Directions
Present each line of the entries below that holds the word "amount".

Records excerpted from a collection
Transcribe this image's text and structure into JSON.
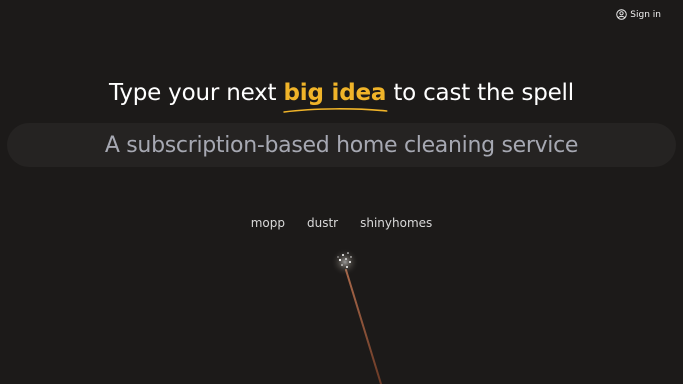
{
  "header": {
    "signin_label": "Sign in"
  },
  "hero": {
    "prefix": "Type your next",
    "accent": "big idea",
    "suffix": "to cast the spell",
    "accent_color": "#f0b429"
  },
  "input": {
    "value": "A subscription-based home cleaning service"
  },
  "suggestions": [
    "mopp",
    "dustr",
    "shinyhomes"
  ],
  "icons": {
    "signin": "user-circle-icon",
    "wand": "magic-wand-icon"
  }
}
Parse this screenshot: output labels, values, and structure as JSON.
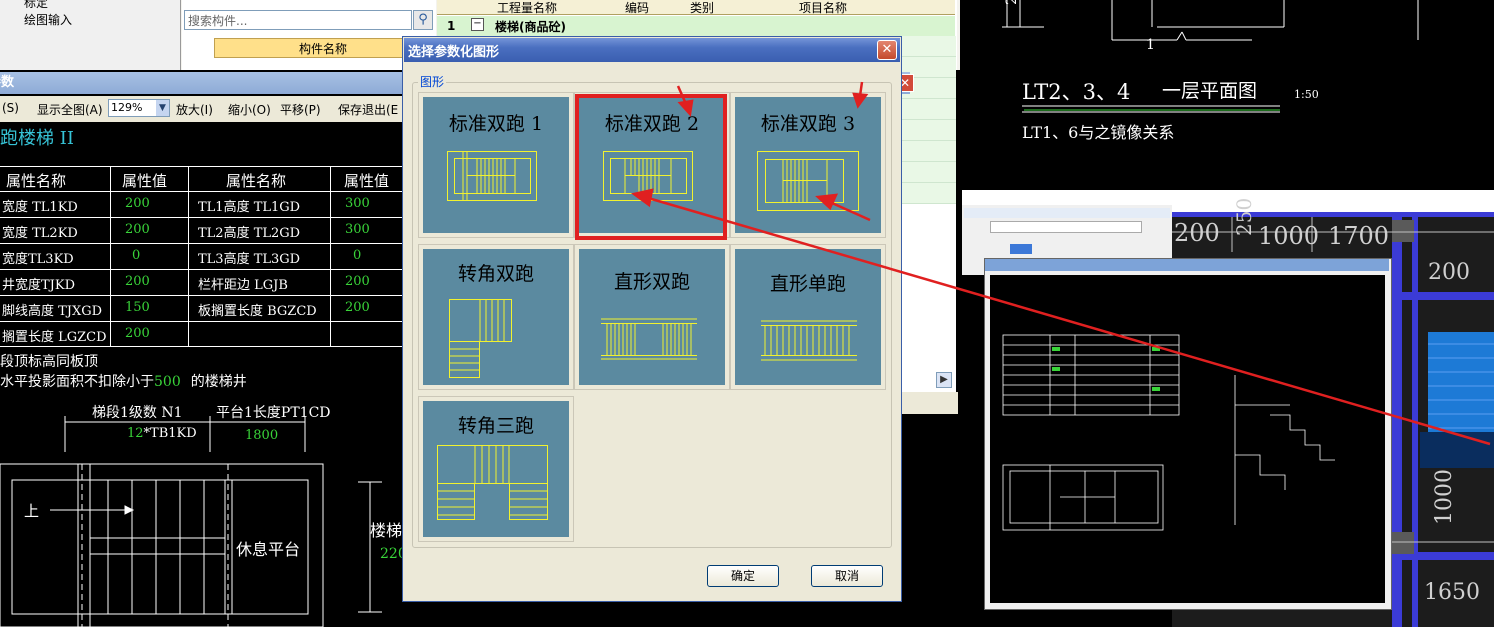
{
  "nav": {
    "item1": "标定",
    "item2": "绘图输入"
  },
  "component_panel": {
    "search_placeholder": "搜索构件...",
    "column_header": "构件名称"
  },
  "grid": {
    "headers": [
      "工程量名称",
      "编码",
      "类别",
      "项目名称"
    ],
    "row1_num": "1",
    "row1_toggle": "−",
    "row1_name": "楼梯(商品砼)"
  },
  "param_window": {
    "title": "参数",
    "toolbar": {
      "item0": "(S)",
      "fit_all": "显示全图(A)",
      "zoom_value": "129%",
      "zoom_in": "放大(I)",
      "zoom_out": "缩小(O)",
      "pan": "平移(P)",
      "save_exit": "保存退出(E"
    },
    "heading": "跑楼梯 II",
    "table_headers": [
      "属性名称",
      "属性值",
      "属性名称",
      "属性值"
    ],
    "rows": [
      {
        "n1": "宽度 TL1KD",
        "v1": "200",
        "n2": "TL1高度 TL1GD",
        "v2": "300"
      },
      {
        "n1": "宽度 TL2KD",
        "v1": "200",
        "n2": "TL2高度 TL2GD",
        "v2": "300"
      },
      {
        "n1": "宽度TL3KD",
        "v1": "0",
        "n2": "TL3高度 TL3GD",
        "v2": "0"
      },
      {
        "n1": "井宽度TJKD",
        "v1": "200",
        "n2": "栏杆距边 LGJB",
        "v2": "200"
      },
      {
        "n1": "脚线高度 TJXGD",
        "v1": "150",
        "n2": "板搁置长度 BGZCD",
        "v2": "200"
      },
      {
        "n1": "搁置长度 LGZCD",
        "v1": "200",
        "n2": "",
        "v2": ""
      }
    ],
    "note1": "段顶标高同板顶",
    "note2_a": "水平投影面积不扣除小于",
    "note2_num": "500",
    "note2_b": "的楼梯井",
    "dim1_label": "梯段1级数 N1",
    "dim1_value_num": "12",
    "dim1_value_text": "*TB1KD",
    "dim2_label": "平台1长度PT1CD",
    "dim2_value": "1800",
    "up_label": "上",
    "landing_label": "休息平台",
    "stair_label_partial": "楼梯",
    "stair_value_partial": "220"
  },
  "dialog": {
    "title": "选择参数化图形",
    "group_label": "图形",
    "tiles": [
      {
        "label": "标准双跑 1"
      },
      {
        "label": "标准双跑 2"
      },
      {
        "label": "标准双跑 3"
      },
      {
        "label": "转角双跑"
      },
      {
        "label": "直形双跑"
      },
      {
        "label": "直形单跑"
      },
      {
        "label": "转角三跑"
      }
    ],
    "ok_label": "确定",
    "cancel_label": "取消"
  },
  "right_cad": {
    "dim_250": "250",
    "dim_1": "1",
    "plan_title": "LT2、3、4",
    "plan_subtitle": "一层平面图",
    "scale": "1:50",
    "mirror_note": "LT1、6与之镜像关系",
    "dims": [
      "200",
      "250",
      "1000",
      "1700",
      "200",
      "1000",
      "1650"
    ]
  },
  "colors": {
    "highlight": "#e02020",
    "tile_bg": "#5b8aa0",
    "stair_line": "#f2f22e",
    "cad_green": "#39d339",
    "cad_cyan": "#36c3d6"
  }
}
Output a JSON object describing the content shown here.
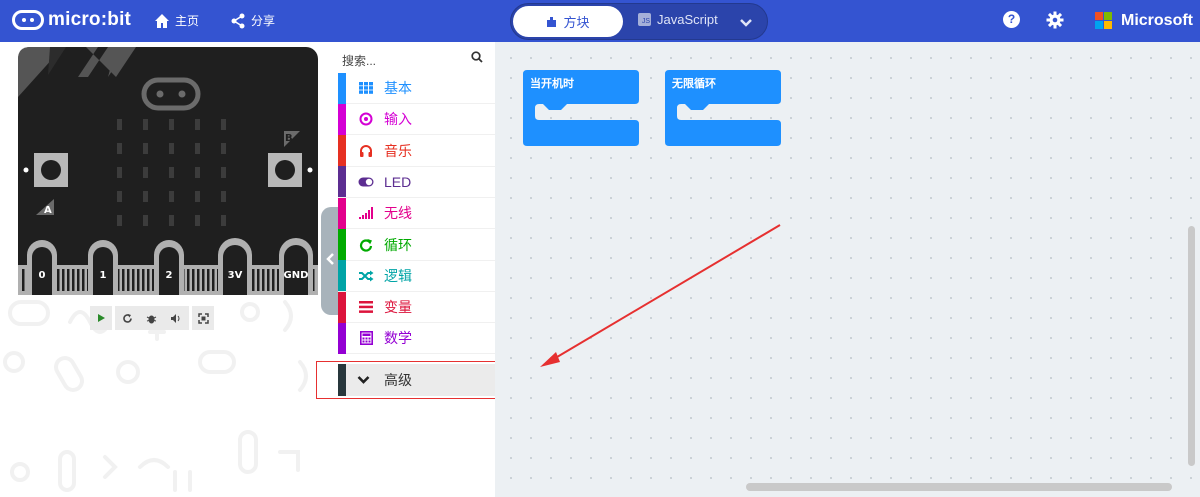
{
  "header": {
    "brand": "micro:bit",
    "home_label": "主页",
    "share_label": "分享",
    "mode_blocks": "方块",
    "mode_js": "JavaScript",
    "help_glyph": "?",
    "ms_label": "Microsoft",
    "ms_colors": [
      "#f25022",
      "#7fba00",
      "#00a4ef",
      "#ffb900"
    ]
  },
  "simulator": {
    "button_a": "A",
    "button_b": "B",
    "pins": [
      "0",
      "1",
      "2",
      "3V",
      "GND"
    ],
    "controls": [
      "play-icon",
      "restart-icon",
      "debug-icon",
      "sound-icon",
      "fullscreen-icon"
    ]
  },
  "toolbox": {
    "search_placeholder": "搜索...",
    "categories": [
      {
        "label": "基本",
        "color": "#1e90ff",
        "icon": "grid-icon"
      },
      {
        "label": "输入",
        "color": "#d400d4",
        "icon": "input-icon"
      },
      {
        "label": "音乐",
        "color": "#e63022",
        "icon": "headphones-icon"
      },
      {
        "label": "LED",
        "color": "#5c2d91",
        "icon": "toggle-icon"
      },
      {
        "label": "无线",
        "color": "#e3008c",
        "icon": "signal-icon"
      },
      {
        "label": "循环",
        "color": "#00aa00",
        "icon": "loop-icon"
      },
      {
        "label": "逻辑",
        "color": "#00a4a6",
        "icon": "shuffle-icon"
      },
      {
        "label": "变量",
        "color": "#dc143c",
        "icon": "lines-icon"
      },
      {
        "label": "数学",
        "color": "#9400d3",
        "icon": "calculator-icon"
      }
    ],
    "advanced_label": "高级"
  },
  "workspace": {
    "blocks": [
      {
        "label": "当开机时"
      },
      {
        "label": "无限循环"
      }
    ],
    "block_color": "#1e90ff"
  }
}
--
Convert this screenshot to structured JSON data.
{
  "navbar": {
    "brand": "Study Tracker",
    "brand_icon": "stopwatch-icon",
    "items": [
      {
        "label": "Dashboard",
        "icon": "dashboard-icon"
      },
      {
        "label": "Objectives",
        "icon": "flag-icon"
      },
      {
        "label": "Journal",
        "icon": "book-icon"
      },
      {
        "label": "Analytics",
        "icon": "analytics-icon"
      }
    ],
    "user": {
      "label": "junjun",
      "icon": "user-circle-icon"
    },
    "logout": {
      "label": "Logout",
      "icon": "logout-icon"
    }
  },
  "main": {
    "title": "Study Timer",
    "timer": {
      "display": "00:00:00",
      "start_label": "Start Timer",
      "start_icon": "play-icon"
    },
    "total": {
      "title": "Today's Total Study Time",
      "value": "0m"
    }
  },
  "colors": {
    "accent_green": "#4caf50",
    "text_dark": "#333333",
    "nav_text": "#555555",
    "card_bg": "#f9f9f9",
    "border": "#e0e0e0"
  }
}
...
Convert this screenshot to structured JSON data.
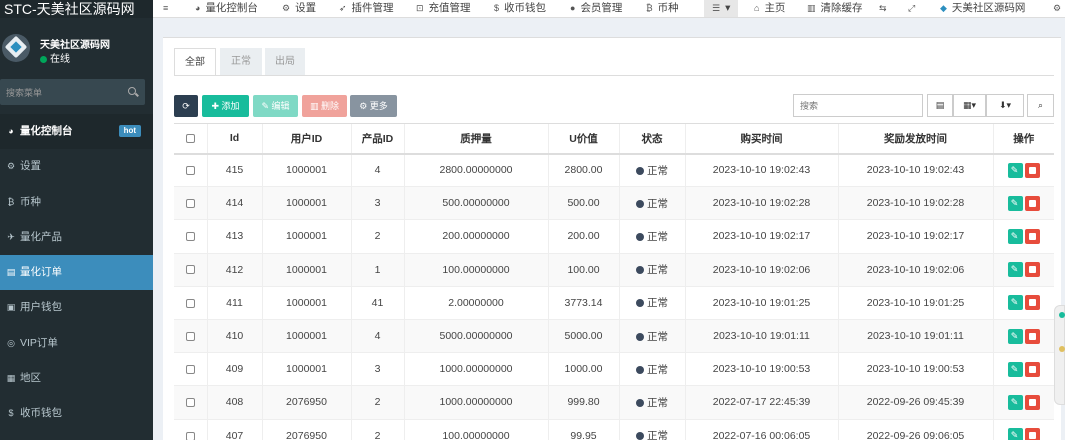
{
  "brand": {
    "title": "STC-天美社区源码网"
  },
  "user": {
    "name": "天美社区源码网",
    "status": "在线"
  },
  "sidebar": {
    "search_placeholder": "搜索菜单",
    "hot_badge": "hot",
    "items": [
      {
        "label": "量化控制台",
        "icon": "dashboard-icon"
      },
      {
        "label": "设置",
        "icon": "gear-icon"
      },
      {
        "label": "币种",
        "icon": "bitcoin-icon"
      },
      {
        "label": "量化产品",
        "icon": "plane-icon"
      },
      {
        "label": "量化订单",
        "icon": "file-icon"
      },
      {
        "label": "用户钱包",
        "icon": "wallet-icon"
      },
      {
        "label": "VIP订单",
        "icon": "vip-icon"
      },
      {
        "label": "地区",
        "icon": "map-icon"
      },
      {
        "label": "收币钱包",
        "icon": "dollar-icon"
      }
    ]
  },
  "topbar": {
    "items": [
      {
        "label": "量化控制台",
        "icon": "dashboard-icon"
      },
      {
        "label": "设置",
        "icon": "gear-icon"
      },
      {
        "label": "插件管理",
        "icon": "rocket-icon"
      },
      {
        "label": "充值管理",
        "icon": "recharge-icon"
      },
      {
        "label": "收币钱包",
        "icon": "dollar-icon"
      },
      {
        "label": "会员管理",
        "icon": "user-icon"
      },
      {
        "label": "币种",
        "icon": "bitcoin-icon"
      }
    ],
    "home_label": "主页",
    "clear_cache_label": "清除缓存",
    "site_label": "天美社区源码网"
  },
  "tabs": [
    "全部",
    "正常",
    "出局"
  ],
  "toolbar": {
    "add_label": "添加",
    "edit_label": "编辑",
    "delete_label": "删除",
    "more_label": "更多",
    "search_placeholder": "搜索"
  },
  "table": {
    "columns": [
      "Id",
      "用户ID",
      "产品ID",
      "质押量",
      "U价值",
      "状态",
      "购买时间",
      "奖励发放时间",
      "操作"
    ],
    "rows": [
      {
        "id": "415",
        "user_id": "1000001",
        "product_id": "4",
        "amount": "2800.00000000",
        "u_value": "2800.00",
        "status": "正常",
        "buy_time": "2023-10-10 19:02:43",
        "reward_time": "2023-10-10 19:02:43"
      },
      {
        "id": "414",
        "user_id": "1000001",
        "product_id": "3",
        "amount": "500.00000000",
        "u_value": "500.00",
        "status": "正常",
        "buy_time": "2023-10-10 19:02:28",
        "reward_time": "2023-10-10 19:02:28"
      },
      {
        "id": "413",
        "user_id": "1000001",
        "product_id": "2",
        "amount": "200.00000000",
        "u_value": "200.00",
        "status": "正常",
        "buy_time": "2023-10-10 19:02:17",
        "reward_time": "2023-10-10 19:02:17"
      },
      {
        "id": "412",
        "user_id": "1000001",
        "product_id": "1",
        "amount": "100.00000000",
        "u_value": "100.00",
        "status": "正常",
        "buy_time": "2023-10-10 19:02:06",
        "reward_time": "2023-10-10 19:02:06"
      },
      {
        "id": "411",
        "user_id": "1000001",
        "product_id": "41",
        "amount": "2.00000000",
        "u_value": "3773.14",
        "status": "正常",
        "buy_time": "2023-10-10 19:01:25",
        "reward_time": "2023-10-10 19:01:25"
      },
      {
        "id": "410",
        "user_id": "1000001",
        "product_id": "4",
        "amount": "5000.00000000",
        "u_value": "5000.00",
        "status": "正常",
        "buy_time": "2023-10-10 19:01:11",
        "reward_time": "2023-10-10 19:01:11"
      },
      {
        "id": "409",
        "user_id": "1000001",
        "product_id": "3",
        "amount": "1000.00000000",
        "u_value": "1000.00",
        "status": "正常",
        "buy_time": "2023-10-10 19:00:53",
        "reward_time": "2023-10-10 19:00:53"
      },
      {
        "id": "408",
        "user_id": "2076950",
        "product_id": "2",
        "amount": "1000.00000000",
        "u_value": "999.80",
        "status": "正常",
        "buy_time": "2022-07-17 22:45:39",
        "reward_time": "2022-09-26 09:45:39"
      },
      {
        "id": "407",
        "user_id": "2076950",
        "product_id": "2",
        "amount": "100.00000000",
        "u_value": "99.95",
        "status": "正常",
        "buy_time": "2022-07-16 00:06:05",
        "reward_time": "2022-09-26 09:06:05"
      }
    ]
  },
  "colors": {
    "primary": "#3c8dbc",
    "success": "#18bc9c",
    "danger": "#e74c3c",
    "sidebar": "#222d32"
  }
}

Answer to the exercise
        "amount": "2800.00000000",
        "amount": "500.00000000",
        "amount": "200.00000000",
        "amount": "100.00000000",
        "amount": "2.00000000",
        "amount": "5000.00000000",
        "amount": "1000.00000000",
        "amount": "1000.00000000",
        "amount": "100.00000000",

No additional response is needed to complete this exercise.